"""
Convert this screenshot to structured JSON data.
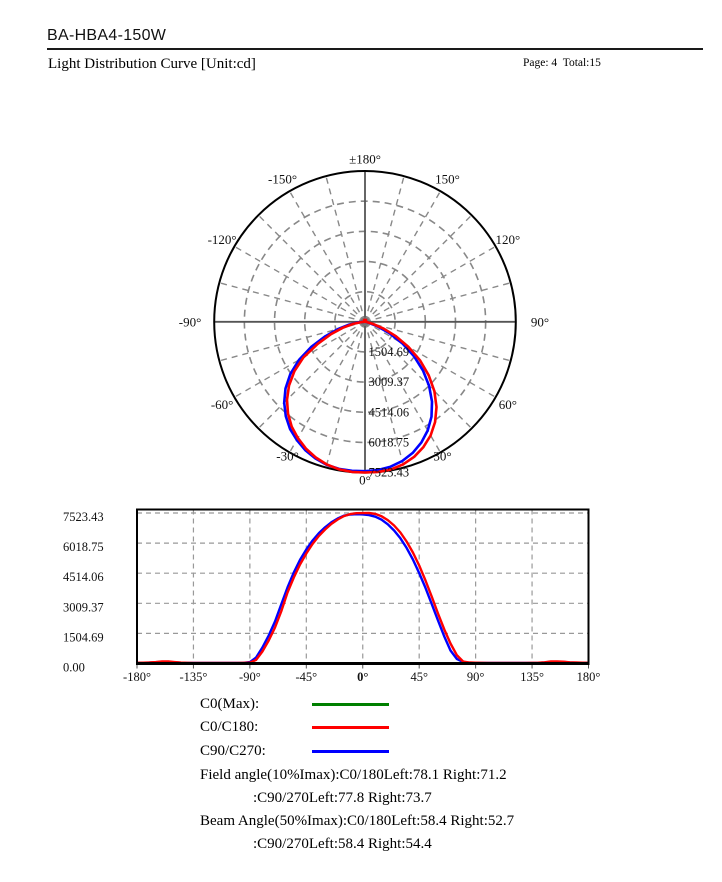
{
  "header": {
    "title": "BA-HBA4-150W",
    "subtitle": "Light Distribution Curve [Unit:cd]",
    "page_info": "Page: 4  Total:15"
  },
  "legend": {
    "entries": [
      {
        "label": "C0(Max):",
        "color": "#008000"
      },
      {
        "label": "C0/C180:",
        "color": "#ff0000"
      },
      {
        "label": "C90/C270:",
        "color": "#0000ff"
      }
    ]
  },
  "annotations": [
    {
      "text": "Field angle(10%Imax):C0/180Left:78.1 Right:71.2",
      "indent": 0
    },
    {
      "text": ":C90/270Left:77.8 Right:73.7",
      "indent": 1
    },
    {
      "text": "Beam Angle(50%Imax):C0/180Left:58.4 Right:52.7",
      "indent": 0
    },
    {
      "text": ":C90/270Left:58.4 Right:54.4",
      "indent": 1
    }
  ],
  "colors": {
    "grid": "#888888",
    "cart_grid": "#999999",
    "axis": "#555555",
    "outline": "#000000",
    "hub": "#777777",
    "ink": "#111111"
  },
  "chart_data": {
    "type": [
      "polar",
      "line"
    ],
    "unit": "cd",
    "angles_deg": [
      -180,
      -175,
      -170,
      -165,
      -160,
      -155,
      -150,
      -145,
      -140,
      -135,
      -130,
      -125,
      -120,
      -115,
      -110,
      -105,
      -100,
      -95,
      -90,
      -85,
      -80,
      -75,
      -70,
      -65,
      -60,
      -55,
      -50,
      -45,
      -40,
      -35,
      -30,
      -25,
      -20,
      -15,
      -10,
      -5,
      0,
      5,
      10,
      15,
      20,
      25,
      30,
      35,
      40,
      45,
      50,
      55,
      60,
      65,
      70,
      75,
      80,
      85,
      90,
      95,
      100,
      105,
      110,
      115,
      120,
      125,
      130,
      135,
      140,
      145,
      150,
      155,
      160,
      165,
      170,
      175,
      180
    ],
    "series": [
      {
        "name": "C0/C180",
        "color": "#ff0000",
        "values": [
          35,
          42,
          50,
          70,
          105,
          100,
          70,
          45,
          35,
          30,
          28,
          28,
          30,
          28,
          28,
          28,
          30,
          34,
          45,
          180,
          600,
          1150,
          1800,
          2600,
          3550,
          4300,
          4950,
          5500,
          5980,
          6380,
          6700,
          6980,
          7200,
          7370,
          7470,
          7515,
          7520,
          7523,
          7480,
          7360,
          7170,
          6900,
          6550,
          6100,
          5550,
          4900,
          4150,
          3350,
          2500,
          1700,
          1000,
          420,
          100,
          48,
          40,
          34,
          30,
          28,
          28,
          28,
          28,
          28,
          30,
          34,
          40,
          60,
          100,
          105,
          90,
          60,
          48,
          40,
          35
        ]
      },
      {
        "name": "C90/C270",
        "color": "#0000ff",
        "values": [
          30,
          36,
          44,
          60,
          85,
          80,
          58,
          38,
          30,
          27,
          26,
          26,
          26,
          26,
          26,
          26,
          28,
          36,
          70,
          300,
          800,
          1400,
          2100,
          2950,
          3800,
          4550,
          5180,
          5700,
          6150,
          6520,
          6810,
          7060,
          7250,
          7390,
          7450,
          7462,
          7455,
          7420,
          7340,
          7190,
          6960,
          6650,
          6260,
          5780,
          5200,
          4520,
          3780,
          2980,
          2150,
          1350,
          650,
          230,
          70,
          42,
          36,
          30,
          27,
          26,
          26,
          26,
          26,
          26,
          28,
          30,
          36,
          50,
          85,
          90,
          75,
          52,
          42,
          36,
          30
        ]
      }
    ],
    "polar": {
      "rmax": 7523.43,
      "ring_values": [
        1504.69,
        3009.37,
        4514.06,
        6018.75,
        7523.43
      ],
      "ring_labels": [
        "1504.69",
        "3009.37",
        "4514.06",
        "6018.75",
        "7523.43"
      ],
      "spoke_step_deg": 15,
      "angle_labels": [
        {
          "deg": 180,
          "label": "±180°"
        },
        {
          "deg": -150,
          "label": "-150°"
        },
        {
          "deg": 150,
          "label": "150°"
        },
        {
          "deg": -120,
          "label": "-120°"
        },
        {
          "deg": 120,
          "label": "120°"
        },
        {
          "deg": -90,
          "label": "-90°"
        },
        {
          "deg": 90,
          "label": "90°"
        },
        {
          "deg": -60,
          "label": "-60°"
        },
        {
          "deg": 60,
          "label": "60°"
        },
        {
          "deg": -30,
          "label": "-30°"
        },
        {
          "deg": 30,
          "label": "30°"
        },
        {
          "deg": 0,
          "label": "0°"
        }
      ]
    },
    "cartesian": {
      "ylim": [
        0,
        7523.43
      ],
      "xlim_deg": [
        -180,
        180
      ],
      "grid": true,
      "x_ticks_deg": [
        -180,
        -135,
        -90,
        -45,
        0,
        45,
        90,
        135,
        180
      ],
      "x_tick_labels": [
        "-180°",
        "-135°",
        "-90°",
        "-45°",
        "0°",
        "45°",
        "90°",
        "135°",
        "180°"
      ],
      "y_tick_values": [
        7523.43,
        6018.75,
        4514.06,
        3009.37,
        1504.69,
        0
      ],
      "y_tick_labels": [
        "7523.43",
        "6018.75",
        "4514.06",
        "3009.37",
        "1504.69",
        "0.00"
      ]
    }
  }
}
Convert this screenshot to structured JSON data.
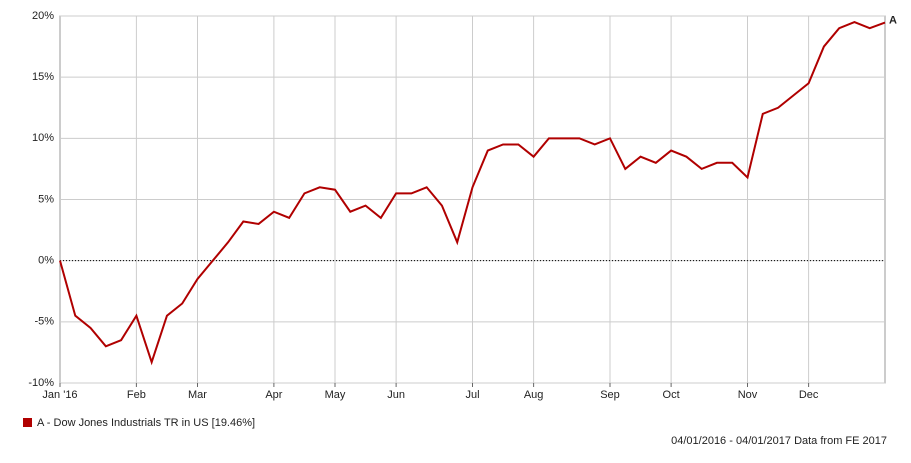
{
  "chart_data": {
    "type": "line",
    "categories": [
      "Jan '16",
      null,
      null,
      null,
      null,
      "Feb",
      null,
      null,
      null,
      "Mar",
      null,
      null,
      null,
      null,
      "Apr",
      null,
      null,
      null,
      "May",
      null,
      null,
      null,
      "Jun",
      null,
      null,
      null,
      null,
      "Jul",
      null,
      null,
      null,
      "Aug",
      null,
      null,
      null,
      null,
      "Sep",
      null,
      null,
      null,
      "Oct",
      null,
      null,
      null,
      null,
      "Nov",
      null,
      null,
      null,
      "Dec",
      null,
      null,
      null,
      null,
      null
    ],
    "series": [
      {
        "name": "A - Dow Jones Industrials TR in US [19.46%]",
        "end_label": "A",
        "color": "#b00000",
        "values": [
          0,
          -4.5,
          -5.5,
          -7,
          -6.5,
          -4.5,
          -8.3,
          -4.5,
          -3.5,
          -1.5,
          0,
          1.5,
          3.2,
          3,
          4,
          3.5,
          5.5,
          6,
          5.8,
          4,
          4.5,
          3.5,
          5.5,
          5.5,
          6,
          4.5,
          1.5,
          6,
          9,
          9.5,
          9.5,
          8.5,
          10,
          10,
          10,
          9.5,
          10,
          7.5,
          8.5,
          8,
          9,
          8.5,
          7.5,
          8,
          8,
          6.8,
          12,
          12.5,
          13.5,
          14.5,
          17.5,
          19,
          19.5,
          19,
          19.46
        ]
      }
    ],
    "ylim": [
      -10,
      20
    ],
    "yticks": [
      {
        "value": -10,
        "label": "-10%"
      },
      {
        "value": -5,
        "label": "-5%"
      },
      {
        "value": 0,
        "label": "0%"
      },
      {
        "value": 5,
        "label": "5%"
      },
      {
        "value": 10,
        "label": "10%"
      },
      {
        "value": 15,
        "label": "15%"
      },
      {
        "value": 20,
        "label": "20%"
      }
    ],
    "zero_line": true,
    "grid": true,
    "footer": "04/01/2016 - 04/01/2017 Data from FE 2017"
  }
}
"""
All of the lines above should be printed exactly, minus the pictures.

* Expected answer:
Convert this screenshot to structured JSON data.
{
  "header": {
    "title": "BA-HBA4-150W",
    "subtitle": "Light Distribution Curve [Unit:cd]",
    "page_info": "Page: 4  Total:15"
  },
  "legend": {
    "entries": [
      {
        "label": "C0(Max):",
        "color": "#008000"
      },
      {
        "label": "C0/C180:",
        "color": "#ff0000"
      },
      {
        "label": "C90/C270:",
        "color": "#0000ff"
      }
    ]
  },
  "annotations": [
    {
      "text": "Field angle(10%Imax):C0/180Left:78.1 Right:71.2",
      "indent": 0
    },
    {
      "text": ":C90/270Left:77.8 Right:73.7",
      "indent": 1
    },
    {
      "text": "Beam Angle(50%Imax):C0/180Left:58.4 Right:52.7",
      "indent": 0
    },
    {
      "text": ":C90/270Left:58.4 Right:54.4",
      "indent": 1
    }
  ],
  "colors": {
    "grid": "#888888",
    "cart_grid": "#999999",
    "axis": "#555555",
    "outline": "#000000",
    "hub": "#777777",
    "ink": "#111111"
  },
  "chart_data": {
    "type": [
      "polar",
      "line"
    ],
    "unit": "cd",
    "angles_deg": [
      -180,
      -175,
      -170,
      -165,
      -160,
      -155,
      -150,
      -145,
      -140,
      -135,
      -130,
      -125,
      -120,
      -115,
      -110,
      -105,
      -100,
      -95,
      -90,
      -85,
      -80,
      -75,
      -70,
      -65,
      -60,
      -55,
      -50,
      -45,
      -40,
      -35,
      -30,
      -25,
      -20,
      -15,
      -10,
      -5,
      0,
      5,
      10,
      15,
      20,
      25,
      30,
      35,
      40,
      45,
      50,
      55,
      60,
      65,
      70,
      75,
      80,
      85,
      90,
      95,
      100,
      105,
      110,
      115,
      120,
      125,
      130,
      135,
      140,
      145,
      150,
      155,
      160,
      165,
      170,
      175,
      180
    ],
    "series": [
      {
        "name": "C0/C180",
        "color": "#ff0000",
        "values": [
          35,
          42,
          50,
          70,
          105,
          100,
          70,
          45,
          35,
          30,
          28,
          28,
          30,
          28,
          28,
          28,
          30,
          34,
          45,
          180,
          600,
          1150,
          1800,
          2600,
          3550,
          4300,
          4950,
          5500,
          5980,
          6380,
          6700,
          6980,
          7200,
          7370,
          7470,
          7515,
          7520,
          7523,
          7480,
          7360,
          7170,
          6900,
          6550,
          6100,
          5550,
          4900,
          4150,
          3350,
          2500,
          1700,
          1000,
          420,
          100,
          48,
          40,
          34,
          30,
          28,
          28,
          28,
          28,
          28,
          30,
          34,
          40,
          60,
          100,
          105,
          90,
          60,
          48,
          40,
          35
        ]
      },
      {
        "name": "C90/C270",
        "color": "#0000ff",
        "values": [
          30,
          36,
          44,
          60,
          85,
          80,
          58,
          38,
          30,
          27,
          26,
          26,
          26,
          26,
          26,
          26,
          28,
          36,
          70,
          300,
          800,
          1400,
          2100,
          2950,
          3800,
          4550,
          5180,
          5700,
          6150,
          6520,
          6810,
          7060,
          7250,
          7390,
          7450,
          7462,
          7455,
          7420,
          7340,
          7190,
          6960,
          6650,
          6260,
          5780,
          5200,
          4520,
          3780,
          2980,
          2150,
          1350,
          650,
          230,
          70,
          42,
          36,
          30,
          27,
          26,
          26,
          26,
          26,
          26,
          28,
          30,
          36,
          50,
          85,
          90,
          75,
          52,
          42,
          36,
          30
        ]
      }
    ],
    "polar": {
      "rmax": 7523.43,
      "ring_values": [
        1504.69,
        3009.37,
        4514.06,
        6018.75,
        7523.43
      ],
      "ring_labels": [
        "1504.69",
        "3009.37",
        "4514.06",
        "6018.75",
        "7523.43"
      ],
      "spoke_step_deg": 15,
      "angle_labels": [
        {
          "deg": 180,
          "label": "±180°"
        },
        {
          "deg": -150,
          "label": "-150°"
        },
        {
          "deg": 150,
          "label": "150°"
        },
        {
          "deg": -120,
          "label": "-120°"
        },
        {
          "deg": 120,
          "label": "120°"
        },
        {
          "deg": -90,
          "label": "-90°"
        },
        {
          "deg": 90,
          "label": "90°"
        },
        {
          "deg": -60,
          "label": "-60°"
        },
        {
          "deg": 60,
          "label": "60°"
        },
        {
          "deg": -30,
          "label": "-30°"
        },
        {
          "deg": 30,
          "label": "30°"
        },
        {
          "deg": 0,
          "label": "0°"
        }
      ]
    },
    "cartesian": {
      "ylim": [
        0,
        7523.43
      ],
      "xlim_deg": [
        -180,
        180
      ],
      "grid": true,
      "x_ticks_deg": [
        -180,
        -135,
        -90,
        -45,
        0,
        45,
        90,
        135,
        180
      ],
      "x_tick_labels": [
        "-180°",
        "-135°",
        "-90°",
        "-45°",
        "0°",
        "45°",
        "90°",
        "135°",
        "180°"
      ],
      "y_tick_values": [
        7523.43,
        6018.75,
        4514.06,
        3009.37,
        1504.69,
        0
      ],
      "y_tick_labels": [
        "7523.43",
        "6018.75",
        "4514.06",
        "3009.37",
        "1504.69",
        "0.00"
      ]
    }
  }
}
Convert this screenshot to structured JSON data.
{
  "chart_data": {
    "type": "line",
    "categories": [
      "Jan '16",
      null,
      null,
      null,
      null,
      "Feb",
      null,
      null,
      null,
      "Mar",
      null,
      null,
      null,
      null,
      "Apr",
      null,
      null,
      null,
      "May",
      null,
      null,
      null,
      "Jun",
      null,
      null,
      null,
      null,
      "Jul",
      null,
      null,
      null,
      "Aug",
      null,
      null,
      null,
      null,
      "Sep",
      null,
      null,
      null,
      "Oct",
      null,
      null,
      null,
      null,
      "Nov",
      null,
      null,
      null,
      "Dec",
      null,
      null,
      null,
      null,
      null
    ],
    "series": [
      {
        "name": "A - Dow Jones Industrials TR in US [19.46%]",
        "end_label": "A",
        "color": "#b00000",
        "values": [
          0,
          -4.5,
          -5.5,
          -7,
          -6.5,
          -4.5,
          -8.3,
          -4.5,
          -3.5,
          -1.5,
          0,
          1.5,
          3.2,
          3,
          4,
          3.5,
          5.5,
          6,
          5.8,
          4,
          4.5,
          3.5,
          5.5,
          5.5,
          6,
          4.5,
          1.5,
          6,
          9,
          9.5,
          9.5,
          8.5,
          10,
          10,
          10,
          9.5,
          10,
          7.5,
          8.5,
          8,
          9,
          8.5,
          7.5,
          8,
          8,
          6.8,
          12,
          12.5,
          13.5,
          14.5,
          17.5,
          19,
          19.5,
          19,
          19.46
        ]
      }
    ],
    "ylim": [
      -10,
      20
    ],
    "yticks": [
      {
        "value": -10,
        "label": "-10%"
      },
      {
        "value": -5,
        "label": "-5%"
      },
      {
        "value": 0,
        "label": "0%"
      },
      {
        "value": 5,
        "label": "5%"
      },
      {
        "value": 10,
        "label": "10%"
      },
      {
        "value": 15,
        "label": "15%"
      },
      {
        "value": 20,
        "label": "20%"
      }
    ],
    "zero_line": true,
    "grid": true,
    "footer": "04/01/2016 - 04/01/2017 Data from FE 2017"
  }
}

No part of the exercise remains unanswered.